[What the task asks] Output all the data exactly. Pictures do not belong in the copy.

-- Begin Exercise material --

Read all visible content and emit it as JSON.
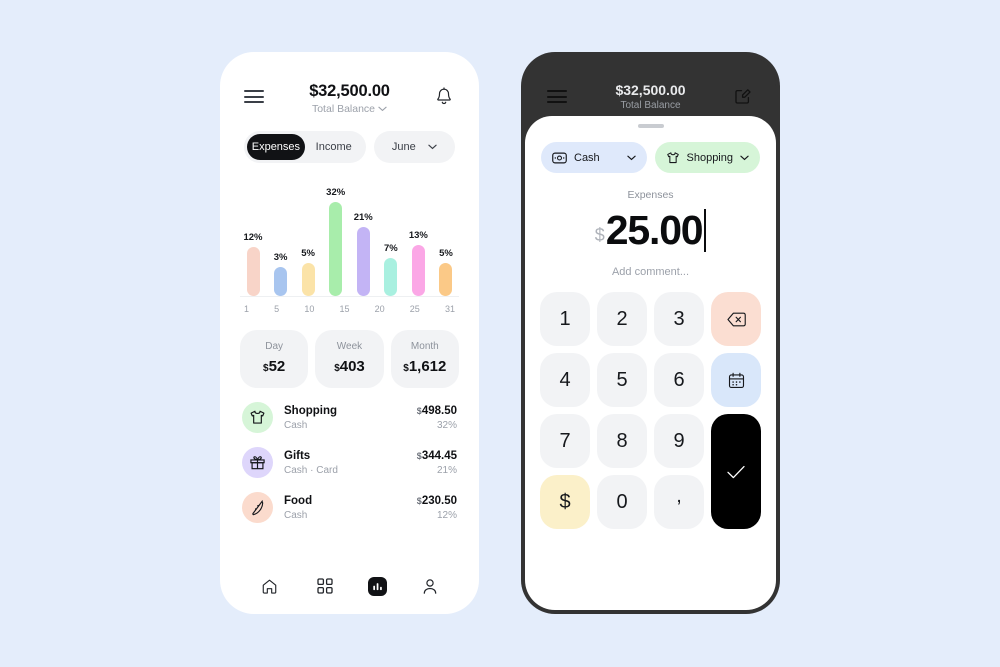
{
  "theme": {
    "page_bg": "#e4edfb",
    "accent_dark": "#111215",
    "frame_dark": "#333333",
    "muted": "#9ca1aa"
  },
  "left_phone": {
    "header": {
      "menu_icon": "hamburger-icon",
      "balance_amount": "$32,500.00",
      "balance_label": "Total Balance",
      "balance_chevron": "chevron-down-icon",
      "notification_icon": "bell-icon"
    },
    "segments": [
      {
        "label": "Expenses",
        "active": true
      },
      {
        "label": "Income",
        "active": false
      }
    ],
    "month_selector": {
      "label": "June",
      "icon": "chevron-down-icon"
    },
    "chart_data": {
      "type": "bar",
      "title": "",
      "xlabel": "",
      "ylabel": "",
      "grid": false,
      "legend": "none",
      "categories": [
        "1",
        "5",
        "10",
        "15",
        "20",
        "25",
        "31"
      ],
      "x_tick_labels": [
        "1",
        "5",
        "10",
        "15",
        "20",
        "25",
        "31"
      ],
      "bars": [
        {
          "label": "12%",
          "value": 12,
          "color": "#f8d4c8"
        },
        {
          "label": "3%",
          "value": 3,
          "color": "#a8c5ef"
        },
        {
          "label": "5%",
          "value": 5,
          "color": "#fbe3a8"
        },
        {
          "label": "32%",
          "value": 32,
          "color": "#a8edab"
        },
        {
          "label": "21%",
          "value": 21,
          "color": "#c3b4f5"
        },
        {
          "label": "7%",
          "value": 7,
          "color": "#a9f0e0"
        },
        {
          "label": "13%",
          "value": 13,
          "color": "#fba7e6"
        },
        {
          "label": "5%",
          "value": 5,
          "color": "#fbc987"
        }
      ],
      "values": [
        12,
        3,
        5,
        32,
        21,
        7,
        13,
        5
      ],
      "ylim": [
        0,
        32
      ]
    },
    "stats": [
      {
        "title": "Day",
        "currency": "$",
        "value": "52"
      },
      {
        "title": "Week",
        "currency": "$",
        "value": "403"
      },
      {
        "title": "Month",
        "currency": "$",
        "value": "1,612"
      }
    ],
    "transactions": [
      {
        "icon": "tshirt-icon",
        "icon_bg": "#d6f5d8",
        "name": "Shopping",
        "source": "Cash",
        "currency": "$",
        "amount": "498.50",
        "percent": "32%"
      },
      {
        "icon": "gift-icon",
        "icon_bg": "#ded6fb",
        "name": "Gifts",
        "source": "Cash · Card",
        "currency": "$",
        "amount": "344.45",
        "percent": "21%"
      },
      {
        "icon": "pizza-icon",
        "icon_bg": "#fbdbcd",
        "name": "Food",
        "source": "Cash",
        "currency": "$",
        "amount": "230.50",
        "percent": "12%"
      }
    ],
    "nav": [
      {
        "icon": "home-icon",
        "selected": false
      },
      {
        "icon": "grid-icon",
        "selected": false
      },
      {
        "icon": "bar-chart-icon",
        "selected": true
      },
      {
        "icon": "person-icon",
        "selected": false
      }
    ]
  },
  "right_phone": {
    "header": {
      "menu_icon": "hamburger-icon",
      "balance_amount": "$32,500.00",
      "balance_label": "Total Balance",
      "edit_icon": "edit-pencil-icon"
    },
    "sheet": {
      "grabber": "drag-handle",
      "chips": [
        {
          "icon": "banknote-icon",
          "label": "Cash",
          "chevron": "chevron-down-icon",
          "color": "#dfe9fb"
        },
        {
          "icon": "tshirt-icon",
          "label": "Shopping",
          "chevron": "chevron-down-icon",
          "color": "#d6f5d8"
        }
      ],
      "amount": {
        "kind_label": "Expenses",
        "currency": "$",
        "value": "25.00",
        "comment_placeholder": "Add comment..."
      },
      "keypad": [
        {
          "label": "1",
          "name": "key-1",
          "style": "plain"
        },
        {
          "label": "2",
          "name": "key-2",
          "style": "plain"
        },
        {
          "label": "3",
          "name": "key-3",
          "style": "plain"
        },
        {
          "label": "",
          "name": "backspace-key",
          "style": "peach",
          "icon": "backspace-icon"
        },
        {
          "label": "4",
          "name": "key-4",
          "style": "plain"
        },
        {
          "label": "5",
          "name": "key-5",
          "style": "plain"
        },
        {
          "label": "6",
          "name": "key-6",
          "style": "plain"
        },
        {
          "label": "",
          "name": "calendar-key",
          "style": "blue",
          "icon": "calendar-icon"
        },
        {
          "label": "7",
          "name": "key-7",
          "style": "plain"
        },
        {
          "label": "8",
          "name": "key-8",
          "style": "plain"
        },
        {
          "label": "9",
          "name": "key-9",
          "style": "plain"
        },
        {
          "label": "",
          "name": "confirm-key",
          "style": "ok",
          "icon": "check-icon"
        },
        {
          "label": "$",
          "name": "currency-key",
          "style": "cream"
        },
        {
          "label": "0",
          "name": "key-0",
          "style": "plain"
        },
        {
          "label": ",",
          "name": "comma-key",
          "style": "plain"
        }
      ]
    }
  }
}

-- End Exercise material --

[Solution to this problem]
Read all visible content and emit it as JSON.
{
  "theme": {
    "page_bg": "#e4edfb",
    "accent_dark": "#111215",
    "frame_dark": "#333333",
    "muted": "#9ca1aa"
  },
  "left_phone": {
    "header": {
      "menu_icon": "hamburger-icon",
      "balance_amount": "$32,500.00",
      "balance_label": "Total Balance",
      "balance_chevron": "chevron-down-icon",
      "notification_icon": "bell-icon"
    },
    "segments": [
      {
        "label": "Expenses",
        "active": true
      },
      {
        "label": "Income",
        "active": false
      }
    ],
    "month_selector": {
      "label": "June",
      "icon": "chevron-down-icon"
    },
    "chart_data": {
      "type": "bar",
      "title": "",
      "xlabel": "",
      "ylabel": "",
      "grid": false,
      "legend": "none",
      "categories": [
        "1",
        "5",
        "10",
        "15",
        "20",
        "25",
        "31"
      ],
      "x_tick_labels": [
        "1",
        "5",
        "10",
        "15",
        "20",
        "25",
        "31"
      ],
      "bars": [
        {
          "label": "12%",
          "value": 12,
          "color": "#f8d4c8"
        },
        {
          "label": "3%",
          "value": 3,
          "color": "#a8c5ef"
        },
        {
          "label": "5%",
          "value": 5,
          "color": "#fbe3a8"
        },
        {
          "label": "32%",
          "value": 32,
          "color": "#a8edab"
        },
        {
          "label": "21%",
          "value": 21,
          "color": "#c3b4f5"
        },
        {
          "label": "7%",
          "value": 7,
          "color": "#a9f0e0"
        },
        {
          "label": "13%",
          "value": 13,
          "color": "#fba7e6"
        },
        {
          "label": "5%",
          "value": 5,
          "color": "#fbc987"
        }
      ],
      "values": [
        12,
        3,
        5,
        32,
        21,
        7,
        13,
        5
      ],
      "ylim": [
        0,
        32
      ]
    },
    "stats": [
      {
        "title": "Day",
        "currency": "$",
        "value": "52"
      },
      {
        "title": "Week",
        "currency": "$",
        "value": "403"
      },
      {
        "title": "Month",
        "currency": "$",
        "value": "1,612"
      }
    ],
    "transactions": [
      {
        "icon": "tshirt-icon",
        "icon_bg": "#d6f5d8",
        "name": "Shopping",
        "source": "Cash",
        "currency": "$",
        "amount": "498.50",
        "percent": "32%"
      },
      {
        "icon": "gift-icon",
        "icon_bg": "#ded6fb",
        "name": "Gifts",
        "source": "Cash · Card",
        "currency": "$",
        "amount": "344.45",
        "percent": "21%"
      },
      {
        "icon": "pizza-icon",
        "icon_bg": "#fbdbcd",
        "name": "Food",
        "source": "Cash",
        "currency": "$",
        "amount": "230.50",
        "percent": "12%"
      }
    ],
    "nav": [
      {
        "icon": "home-icon",
        "selected": false
      },
      {
        "icon": "grid-icon",
        "selected": false
      },
      {
        "icon": "bar-chart-icon",
        "selected": true
      },
      {
        "icon": "person-icon",
        "selected": false
      }
    ]
  },
  "right_phone": {
    "header": {
      "menu_icon": "hamburger-icon",
      "balance_amount": "$32,500.00",
      "balance_label": "Total Balance",
      "edit_icon": "edit-pencil-icon"
    },
    "sheet": {
      "grabber": "drag-handle",
      "chips": [
        {
          "icon": "banknote-icon",
          "label": "Cash",
          "chevron": "chevron-down-icon",
          "color": "#dfe9fb"
        },
        {
          "icon": "tshirt-icon",
          "label": "Shopping",
          "chevron": "chevron-down-icon",
          "color": "#d6f5d8"
        }
      ],
      "amount": {
        "kind_label": "Expenses",
        "currency": "$",
        "value": "25.00",
        "comment_placeholder": "Add comment..."
      },
      "keypad": [
        {
          "label": "1",
          "name": "key-1",
          "style": "plain"
        },
        {
          "label": "2",
          "name": "key-2",
          "style": "plain"
        },
        {
          "label": "3",
          "name": "key-3",
          "style": "plain"
        },
        {
          "label": "",
          "name": "backspace-key",
          "style": "peach",
          "icon": "backspace-icon"
        },
        {
          "label": "4",
          "name": "key-4",
          "style": "plain"
        },
        {
          "label": "5",
          "name": "key-5",
          "style": "plain"
        },
        {
          "label": "6",
          "name": "key-6",
          "style": "plain"
        },
        {
          "label": "",
          "name": "calendar-key",
          "style": "blue",
          "icon": "calendar-icon"
        },
        {
          "label": "7",
          "name": "key-7",
          "style": "plain"
        },
        {
          "label": "8",
          "name": "key-8",
          "style": "plain"
        },
        {
          "label": "9",
          "name": "key-9",
          "style": "plain"
        },
        {
          "label": "",
          "name": "confirm-key",
          "style": "ok",
          "icon": "check-icon"
        },
        {
          "label": "$",
          "name": "currency-key",
          "style": "cream"
        },
        {
          "label": "0",
          "name": "key-0",
          "style": "plain"
        },
        {
          "label": ",",
          "name": "comma-key",
          "style": "plain"
        }
      ]
    }
  }
}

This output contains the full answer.